Collected data

START

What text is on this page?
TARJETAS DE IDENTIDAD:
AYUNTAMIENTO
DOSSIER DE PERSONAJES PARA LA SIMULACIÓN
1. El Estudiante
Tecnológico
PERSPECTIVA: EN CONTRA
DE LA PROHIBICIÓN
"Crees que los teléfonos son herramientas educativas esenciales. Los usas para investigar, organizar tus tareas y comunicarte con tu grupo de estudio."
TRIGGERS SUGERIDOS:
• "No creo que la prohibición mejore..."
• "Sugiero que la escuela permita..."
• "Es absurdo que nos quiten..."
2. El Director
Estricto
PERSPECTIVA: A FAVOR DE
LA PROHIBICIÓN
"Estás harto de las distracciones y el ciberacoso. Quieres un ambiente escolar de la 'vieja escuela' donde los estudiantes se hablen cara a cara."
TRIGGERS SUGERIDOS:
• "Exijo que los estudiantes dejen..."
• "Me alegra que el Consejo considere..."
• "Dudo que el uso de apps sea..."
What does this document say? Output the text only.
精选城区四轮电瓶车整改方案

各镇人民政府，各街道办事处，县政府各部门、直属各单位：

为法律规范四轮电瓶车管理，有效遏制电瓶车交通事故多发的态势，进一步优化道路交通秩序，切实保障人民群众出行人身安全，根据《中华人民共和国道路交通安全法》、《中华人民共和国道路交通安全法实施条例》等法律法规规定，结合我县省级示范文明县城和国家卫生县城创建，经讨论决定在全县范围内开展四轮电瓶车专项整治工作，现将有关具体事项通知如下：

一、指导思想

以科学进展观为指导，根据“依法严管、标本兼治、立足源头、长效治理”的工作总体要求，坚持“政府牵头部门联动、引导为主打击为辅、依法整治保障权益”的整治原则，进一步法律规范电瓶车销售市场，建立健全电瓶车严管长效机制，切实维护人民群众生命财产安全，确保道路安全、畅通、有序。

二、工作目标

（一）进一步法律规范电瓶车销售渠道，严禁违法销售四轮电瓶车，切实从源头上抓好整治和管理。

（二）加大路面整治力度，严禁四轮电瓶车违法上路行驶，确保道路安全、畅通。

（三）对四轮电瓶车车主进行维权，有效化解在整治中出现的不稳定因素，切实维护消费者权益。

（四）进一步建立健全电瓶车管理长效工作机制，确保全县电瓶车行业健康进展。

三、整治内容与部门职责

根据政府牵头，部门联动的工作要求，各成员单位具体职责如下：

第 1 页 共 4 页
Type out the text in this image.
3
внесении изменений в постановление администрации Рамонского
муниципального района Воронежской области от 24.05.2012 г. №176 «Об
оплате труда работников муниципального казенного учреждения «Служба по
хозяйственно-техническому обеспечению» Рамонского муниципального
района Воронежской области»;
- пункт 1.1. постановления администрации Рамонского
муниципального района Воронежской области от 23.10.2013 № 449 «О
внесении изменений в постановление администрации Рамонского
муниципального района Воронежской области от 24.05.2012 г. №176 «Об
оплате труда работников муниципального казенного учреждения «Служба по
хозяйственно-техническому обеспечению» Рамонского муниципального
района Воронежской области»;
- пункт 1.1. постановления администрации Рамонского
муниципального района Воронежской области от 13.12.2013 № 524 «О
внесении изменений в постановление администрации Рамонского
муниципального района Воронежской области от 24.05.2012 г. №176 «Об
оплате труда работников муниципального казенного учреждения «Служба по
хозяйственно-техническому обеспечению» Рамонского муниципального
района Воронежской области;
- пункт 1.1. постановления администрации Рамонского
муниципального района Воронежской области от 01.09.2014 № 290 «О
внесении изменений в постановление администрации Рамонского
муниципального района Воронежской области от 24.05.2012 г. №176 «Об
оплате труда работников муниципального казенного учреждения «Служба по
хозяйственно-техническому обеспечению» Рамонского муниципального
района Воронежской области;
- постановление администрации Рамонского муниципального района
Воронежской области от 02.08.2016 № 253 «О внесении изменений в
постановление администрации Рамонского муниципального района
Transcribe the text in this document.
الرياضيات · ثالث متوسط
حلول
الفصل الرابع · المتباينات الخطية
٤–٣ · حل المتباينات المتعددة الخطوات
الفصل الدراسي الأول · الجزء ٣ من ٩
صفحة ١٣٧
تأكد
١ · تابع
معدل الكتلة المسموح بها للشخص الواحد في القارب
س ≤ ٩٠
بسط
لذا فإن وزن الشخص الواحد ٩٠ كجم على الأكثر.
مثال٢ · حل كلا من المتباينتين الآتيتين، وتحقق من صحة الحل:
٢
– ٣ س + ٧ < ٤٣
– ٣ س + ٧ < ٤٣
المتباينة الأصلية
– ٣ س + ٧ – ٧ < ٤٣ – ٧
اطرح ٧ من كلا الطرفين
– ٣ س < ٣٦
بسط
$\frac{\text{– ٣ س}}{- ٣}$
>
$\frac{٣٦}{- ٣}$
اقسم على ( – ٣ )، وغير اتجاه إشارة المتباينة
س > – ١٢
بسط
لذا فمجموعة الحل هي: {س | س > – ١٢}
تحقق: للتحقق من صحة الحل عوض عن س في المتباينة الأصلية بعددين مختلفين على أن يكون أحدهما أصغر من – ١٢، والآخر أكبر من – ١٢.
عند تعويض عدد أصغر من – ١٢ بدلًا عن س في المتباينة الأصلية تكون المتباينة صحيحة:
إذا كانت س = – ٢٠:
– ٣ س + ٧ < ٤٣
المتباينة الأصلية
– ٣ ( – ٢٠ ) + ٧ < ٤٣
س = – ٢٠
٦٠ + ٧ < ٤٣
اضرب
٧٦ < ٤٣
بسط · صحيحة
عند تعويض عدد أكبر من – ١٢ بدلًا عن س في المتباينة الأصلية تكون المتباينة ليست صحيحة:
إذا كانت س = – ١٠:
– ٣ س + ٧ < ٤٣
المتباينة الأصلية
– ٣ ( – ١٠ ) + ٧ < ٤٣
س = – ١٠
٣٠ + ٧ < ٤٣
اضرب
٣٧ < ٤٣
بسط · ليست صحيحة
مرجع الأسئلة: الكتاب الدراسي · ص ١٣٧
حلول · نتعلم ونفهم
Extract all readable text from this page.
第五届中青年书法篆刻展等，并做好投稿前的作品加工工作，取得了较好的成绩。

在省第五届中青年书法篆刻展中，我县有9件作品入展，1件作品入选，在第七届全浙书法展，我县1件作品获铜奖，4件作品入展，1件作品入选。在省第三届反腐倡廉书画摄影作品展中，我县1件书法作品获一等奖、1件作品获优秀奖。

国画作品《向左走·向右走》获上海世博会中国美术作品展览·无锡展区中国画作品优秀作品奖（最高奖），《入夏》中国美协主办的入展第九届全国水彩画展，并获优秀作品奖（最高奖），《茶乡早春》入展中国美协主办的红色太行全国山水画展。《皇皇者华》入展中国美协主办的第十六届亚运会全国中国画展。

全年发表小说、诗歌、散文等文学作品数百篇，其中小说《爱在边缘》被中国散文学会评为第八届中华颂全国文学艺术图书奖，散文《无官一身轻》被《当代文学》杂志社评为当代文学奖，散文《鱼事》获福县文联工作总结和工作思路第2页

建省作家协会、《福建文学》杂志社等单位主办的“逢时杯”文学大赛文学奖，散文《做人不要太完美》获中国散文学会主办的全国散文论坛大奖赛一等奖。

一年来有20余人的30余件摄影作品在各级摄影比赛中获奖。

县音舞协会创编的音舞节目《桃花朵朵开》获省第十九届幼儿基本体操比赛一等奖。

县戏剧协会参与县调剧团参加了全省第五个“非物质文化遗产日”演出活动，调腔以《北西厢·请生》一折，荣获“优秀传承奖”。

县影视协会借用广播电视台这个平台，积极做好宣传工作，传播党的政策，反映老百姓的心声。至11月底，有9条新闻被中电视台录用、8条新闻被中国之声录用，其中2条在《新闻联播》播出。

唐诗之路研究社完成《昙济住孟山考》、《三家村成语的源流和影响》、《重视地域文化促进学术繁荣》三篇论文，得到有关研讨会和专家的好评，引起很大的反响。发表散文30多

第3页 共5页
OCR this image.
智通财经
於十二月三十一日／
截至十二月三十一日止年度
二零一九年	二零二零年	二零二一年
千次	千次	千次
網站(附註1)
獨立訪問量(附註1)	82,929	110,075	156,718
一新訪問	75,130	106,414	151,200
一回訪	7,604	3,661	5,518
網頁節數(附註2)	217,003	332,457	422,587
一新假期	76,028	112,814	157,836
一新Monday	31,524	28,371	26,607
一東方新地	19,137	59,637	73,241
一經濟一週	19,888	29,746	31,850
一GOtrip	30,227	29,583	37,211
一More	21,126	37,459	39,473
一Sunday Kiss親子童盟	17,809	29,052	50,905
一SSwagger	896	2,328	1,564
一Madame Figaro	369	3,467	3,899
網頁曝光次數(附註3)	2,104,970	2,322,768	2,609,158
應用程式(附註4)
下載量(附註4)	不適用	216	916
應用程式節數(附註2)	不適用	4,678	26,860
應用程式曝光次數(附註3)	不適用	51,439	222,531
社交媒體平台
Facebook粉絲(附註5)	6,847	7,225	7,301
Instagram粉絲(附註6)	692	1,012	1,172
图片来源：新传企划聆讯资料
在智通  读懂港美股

END

**INSTRUCTIONS FOR THE TASK:** Search the lines above for the string "text" and copy each line that has it.

**RESULT:**
What text is on this page?
What does this document say? Output the text only.
Type out the text in this image.
Transcribe the text in this document.
$\frac{\text{– ٣ س}}{- ٣}$
Extract all readable text from this page.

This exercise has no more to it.